▶ _Aim of the exercise_
Output every record word for word.

━━━━━ Task material

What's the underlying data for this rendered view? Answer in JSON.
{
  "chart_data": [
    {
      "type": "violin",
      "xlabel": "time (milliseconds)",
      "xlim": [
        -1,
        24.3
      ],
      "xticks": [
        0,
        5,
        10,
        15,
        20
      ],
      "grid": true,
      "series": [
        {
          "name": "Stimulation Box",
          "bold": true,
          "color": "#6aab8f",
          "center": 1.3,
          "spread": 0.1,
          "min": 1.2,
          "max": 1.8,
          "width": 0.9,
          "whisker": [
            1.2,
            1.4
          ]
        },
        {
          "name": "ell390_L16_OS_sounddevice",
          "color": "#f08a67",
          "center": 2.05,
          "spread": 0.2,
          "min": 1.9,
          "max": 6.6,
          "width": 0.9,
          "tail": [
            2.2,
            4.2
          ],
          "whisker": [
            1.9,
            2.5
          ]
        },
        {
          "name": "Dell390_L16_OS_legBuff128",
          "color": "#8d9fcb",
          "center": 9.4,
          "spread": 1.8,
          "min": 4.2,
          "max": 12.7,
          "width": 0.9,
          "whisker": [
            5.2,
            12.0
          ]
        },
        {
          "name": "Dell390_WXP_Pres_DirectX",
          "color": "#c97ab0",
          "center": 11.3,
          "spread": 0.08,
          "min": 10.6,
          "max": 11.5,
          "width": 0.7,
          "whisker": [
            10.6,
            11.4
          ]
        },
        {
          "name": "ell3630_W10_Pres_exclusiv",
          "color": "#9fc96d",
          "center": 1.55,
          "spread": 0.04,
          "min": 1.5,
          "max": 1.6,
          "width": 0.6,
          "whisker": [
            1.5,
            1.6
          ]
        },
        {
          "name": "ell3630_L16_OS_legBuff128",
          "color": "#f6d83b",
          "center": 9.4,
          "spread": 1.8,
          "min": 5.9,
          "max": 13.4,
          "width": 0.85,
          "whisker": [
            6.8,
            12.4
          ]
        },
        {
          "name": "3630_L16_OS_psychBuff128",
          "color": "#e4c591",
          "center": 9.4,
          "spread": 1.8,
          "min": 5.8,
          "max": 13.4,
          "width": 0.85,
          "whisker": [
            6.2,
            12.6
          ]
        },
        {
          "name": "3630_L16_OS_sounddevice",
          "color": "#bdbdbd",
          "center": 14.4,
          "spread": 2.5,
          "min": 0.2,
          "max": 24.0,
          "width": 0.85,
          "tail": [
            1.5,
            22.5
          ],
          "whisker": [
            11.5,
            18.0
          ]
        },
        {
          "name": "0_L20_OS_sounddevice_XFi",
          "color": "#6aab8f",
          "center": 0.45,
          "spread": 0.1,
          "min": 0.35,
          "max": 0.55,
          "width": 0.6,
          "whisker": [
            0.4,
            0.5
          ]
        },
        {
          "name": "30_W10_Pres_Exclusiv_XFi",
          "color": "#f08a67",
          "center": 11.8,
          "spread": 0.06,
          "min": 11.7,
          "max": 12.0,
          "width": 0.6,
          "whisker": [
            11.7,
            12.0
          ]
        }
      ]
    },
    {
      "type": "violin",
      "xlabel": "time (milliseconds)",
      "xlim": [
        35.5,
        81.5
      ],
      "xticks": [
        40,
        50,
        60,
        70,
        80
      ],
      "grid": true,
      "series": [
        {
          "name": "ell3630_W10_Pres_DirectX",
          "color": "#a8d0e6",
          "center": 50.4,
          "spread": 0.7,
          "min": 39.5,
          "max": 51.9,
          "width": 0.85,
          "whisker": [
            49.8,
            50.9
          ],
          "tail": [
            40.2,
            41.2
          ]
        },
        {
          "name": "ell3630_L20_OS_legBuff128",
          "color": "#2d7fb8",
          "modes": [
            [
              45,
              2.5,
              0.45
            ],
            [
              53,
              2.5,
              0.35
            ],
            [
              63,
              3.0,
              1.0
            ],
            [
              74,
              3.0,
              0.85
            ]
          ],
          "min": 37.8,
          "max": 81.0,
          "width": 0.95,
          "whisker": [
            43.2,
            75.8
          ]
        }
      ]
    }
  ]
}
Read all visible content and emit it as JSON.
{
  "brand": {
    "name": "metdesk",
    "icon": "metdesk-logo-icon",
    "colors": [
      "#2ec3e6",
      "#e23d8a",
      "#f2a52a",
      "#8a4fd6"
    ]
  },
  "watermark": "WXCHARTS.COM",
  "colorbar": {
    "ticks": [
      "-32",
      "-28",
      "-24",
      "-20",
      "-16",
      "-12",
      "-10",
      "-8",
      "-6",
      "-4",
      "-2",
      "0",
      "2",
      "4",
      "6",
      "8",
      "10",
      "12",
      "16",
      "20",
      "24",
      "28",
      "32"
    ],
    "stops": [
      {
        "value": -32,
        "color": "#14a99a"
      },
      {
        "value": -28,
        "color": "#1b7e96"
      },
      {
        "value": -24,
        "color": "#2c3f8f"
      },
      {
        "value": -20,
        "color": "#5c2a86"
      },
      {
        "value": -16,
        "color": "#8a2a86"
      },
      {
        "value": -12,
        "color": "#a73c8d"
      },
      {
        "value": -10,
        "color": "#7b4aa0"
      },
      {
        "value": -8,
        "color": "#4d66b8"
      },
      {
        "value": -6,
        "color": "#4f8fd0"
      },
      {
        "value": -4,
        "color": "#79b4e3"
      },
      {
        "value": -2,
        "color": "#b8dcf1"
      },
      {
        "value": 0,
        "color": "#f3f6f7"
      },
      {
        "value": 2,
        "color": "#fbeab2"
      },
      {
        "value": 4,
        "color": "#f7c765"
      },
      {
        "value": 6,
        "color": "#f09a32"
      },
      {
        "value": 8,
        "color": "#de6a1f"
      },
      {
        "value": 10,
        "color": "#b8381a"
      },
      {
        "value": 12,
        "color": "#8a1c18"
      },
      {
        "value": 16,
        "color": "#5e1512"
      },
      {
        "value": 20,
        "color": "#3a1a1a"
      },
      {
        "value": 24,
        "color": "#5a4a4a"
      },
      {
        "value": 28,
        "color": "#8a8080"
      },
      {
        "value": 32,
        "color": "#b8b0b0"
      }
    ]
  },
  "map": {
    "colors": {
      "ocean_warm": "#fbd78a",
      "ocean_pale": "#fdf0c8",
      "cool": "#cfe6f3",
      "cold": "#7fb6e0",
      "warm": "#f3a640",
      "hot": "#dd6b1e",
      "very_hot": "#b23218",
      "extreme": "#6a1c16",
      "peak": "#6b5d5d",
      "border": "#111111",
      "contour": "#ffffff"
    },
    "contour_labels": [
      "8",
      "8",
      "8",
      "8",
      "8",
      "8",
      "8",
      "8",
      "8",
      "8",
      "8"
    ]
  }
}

━━━━━━━━━━

▶ _Expected answer_
What's the underlying data for this rendered view? Answer in JSON.
{
  "chart_data": [
    {
      "type": "violin",
      "xlabel": "time (milliseconds)",
      "xlim": [
        -1,
        24.3
      ],
      "xticks": [
        0,
        5,
        10,
        15,
        20
      ],
      "grid": true,
      "series": [
        {
          "name": "Stimulation Box",
          "bold": true,
          "color": "#6aab8f",
          "center": 1.3,
          "spread": 0.1,
          "min": 1.2,
          "max": 1.8,
          "width": 0.9,
          "whisker": [
            1.2,
            1.4
          ]
        },
        {
          "name": "ell390_L16_OS_sounddevice",
          "color": "#f08a67",
          "center": 2.05,
          "spread": 0.2,
          "min": 1.9,
          "max": 6.6,
          "width": 0.9,
          "tail": [
            2.2,
            4.2
          ],
          "whisker": [
            1.9,
            2.5
          ]
        },
        {
          "name": "Dell390_L16_OS_legBuff128",
          "color": "#8d9fcb",
          "center": 9.4,
          "spread": 1.8,
          "min": 4.2,
          "max": 12.7,
          "width": 0.9,
          "whisker": [
            5.2,
            12.0
          ]
        },
        {
          "name": "Dell390_WXP_Pres_DirectX",
          "color": "#c97ab0",
          "center": 11.3,
          "spread": 0.08,
          "min": 10.6,
          "max": 11.5,
          "width": 0.7,
          "whisker": [
            10.6,
            11.4
          ]
        },
        {
          "name": "ell3630_W10_Pres_exclusiv",
          "color": "#9fc96d",
          "center": 1.55,
          "spread": 0.04,
          "min": 1.5,
          "max": 1.6,
          "width": 0.6,
          "whisker": [
            1.5,
            1.6
          ]
        },
        {
          "name": "ell3630_L16_OS_legBuff128",
          "color": "#f6d83b",
          "center": 9.4,
          "spread": 1.8,
          "min": 5.9,
          "max": 13.4,
          "width": 0.85,
          "whisker": [
            6.8,
            12.4
          ]
        },
        {
          "name": "3630_L16_OS_psychBuff128",
          "color": "#e4c591",
          "center": 9.4,
          "spread": 1.8,
          "min": 5.8,
          "max": 13.4,
          "width": 0.85,
          "whisker": [
            6.2,
            12.6
          ]
        },
        {
          "name": "3630_L16_OS_sounddevice",
          "color": "#bdbdbd",
          "center": 14.4,
          "spread": 2.5,
          "min": 0.2,
          "max": 24.0,
          "width": 0.85,
          "tail": [
            1.5,
            22.5
          ],
          "whisker": [
            11.5,
            18.0
          ]
        },
        {
          "name": "0_L20_OS_sounddevice_XFi",
          "color": "#6aab8f",
          "center": 0.45,
          "spread": 0.1,
          "min": 0.35,
          "max": 0.55,
          "width": 0.6,
          "whisker": [
            0.4,
            0.5
          ]
        },
        {
          "name": "30_W10_Pres_Exclusiv_XFi",
          "color": "#f08a67",
          "center": 11.8,
          "spread": 0.06,
          "min": 11.7,
          "max": 12.0,
          "width": 0.6,
          "whisker": [
            11.7,
            12.0
          ]
        }
      ]
    },
    {
      "type": "violin",
      "xlabel": "time (milliseconds)",
      "xlim": [
        35.5,
        81.5
      ],
      "xticks": [
        40,
        50,
        60,
        70,
        80
      ],
      "grid": true,
      "series": [
        {
          "name": "ell3630_W10_Pres_DirectX",
          "color": "#a8d0e6",
          "center": 50.4,
          "spread": 0.7,
          "min": 39.5,
          "max": 51.9,
          "width": 0.85,
          "whisker": [
            49.8,
            50.9
          ],
          "tail": [
            40.2,
            41.2
          ]
        },
        {
          "name": "ell3630_L20_OS_legBuff128",
          "color": "#2d7fb8",
          "modes": [
            [
              45,
              2.5,
              0.45
            ],
            [
              53,
              2.5,
              0.35
            ],
            [
              63,
              3.0,
              1.0
            ],
            [
              74,
              3.0,
              0.85
            ]
          ],
          "min": 37.8,
          "max": 81.0,
          "width": 0.95,
          "whisker": [
            43.2,
            75.8
          ]
        }
      ]
    }
  ]
}
Read all visible content and emit it as JSON.
{
  "brand": {
    "name": "metdesk",
    "icon": "metdesk-logo-icon",
    "colors": [
      "#2ec3e6",
      "#e23d8a",
      "#f2a52a",
      "#8a4fd6"
    ]
  },
  "watermark": "WXCHARTS.COM",
  "colorbar": {
    "ticks": [
      "-32",
      "-28",
      "-24",
      "-20",
      "-16",
      "-12",
      "-10",
      "-8",
      "-6",
      "-4",
      "-2",
      "0",
      "2",
      "4",
      "6",
      "8",
      "10",
      "12",
      "16",
      "20",
      "24",
      "28",
      "32"
    ],
    "stops": [
      {
        "value": -32,
        "color": "#14a99a"
      },
      {
        "value": -28,
        "color": "#1b7e96"
      },
      {
        "value": -24,
        "color": "#2c3f8f"
      },
      {
        "value": -20,
        "color": "#5c2a86"
      },
      {
        "value": -16,
        "color": "#8a2a86"
      },
      {
        "value": -12,
        "color": "#a73c8d"
      },
      {
        "value": -10,
        "color": "#7b4aa0"
      },
      {
        "value": -8,
        "color": "#4d66b8"
      },
      {
        "value": -6,
        "color": "#4f8fd0"
      },
      {
        "value": -4,
        "color": "#79b4e3"
      },
      {
        "value": -2,
        "color": "#b8dcf1"
      },
      {
        "value": 0,
        "color": "#f3f6f7"
      },
      {
        "value": 2,
        "color": "#fbeab2"
      },
      {
        "value": 4,
        "color": "#f7c765"
      },
      {
        "value": 6,
        "color": "#f09a32"
      },
      {
        "value": 8,
        "color": "#de6a1f"
      },
      {
        "value": 10,
        "color": "#b8381a"
      },
      {
        "value": 12,
        "color": "#8a1c18"
      },
      {
        "value": 16,
        "color": "#5e1512"
      },
      {
        "value": 20,
        "color": "#3a1a1a"
      },
      {
        "value": 24,
        "color": "#5a4a4a"
      },
      {
        "value": 28,
        "color": "#8a8080"
      },
      {
        "value": 32,
        "color": "#b8b0b0"
      }
    ]
  },
  "map": {
    "colors": {
      "ocean_warm": "#fbd78a",
      "ocean_pale": "#fdf0c8",
      "cool": "#cfe6f3",
      "cold": "#7fb6e0",
      "warm": "#f3a640",
      "hot": "#dd6b1e",
      "very_hot": "#b23218",
      "extreme": "#6a1c16",
      "peak": "#6b5d5d",
      "border": "#111111",
      "contour": "#ffffff"
    },
    "contour_labels": [
      "8",
      "8",
      "8",
      "8",
      "8",
      "8",
      "8",
      "8",
      "8",
      "8",
      "8"
    ]
  }
}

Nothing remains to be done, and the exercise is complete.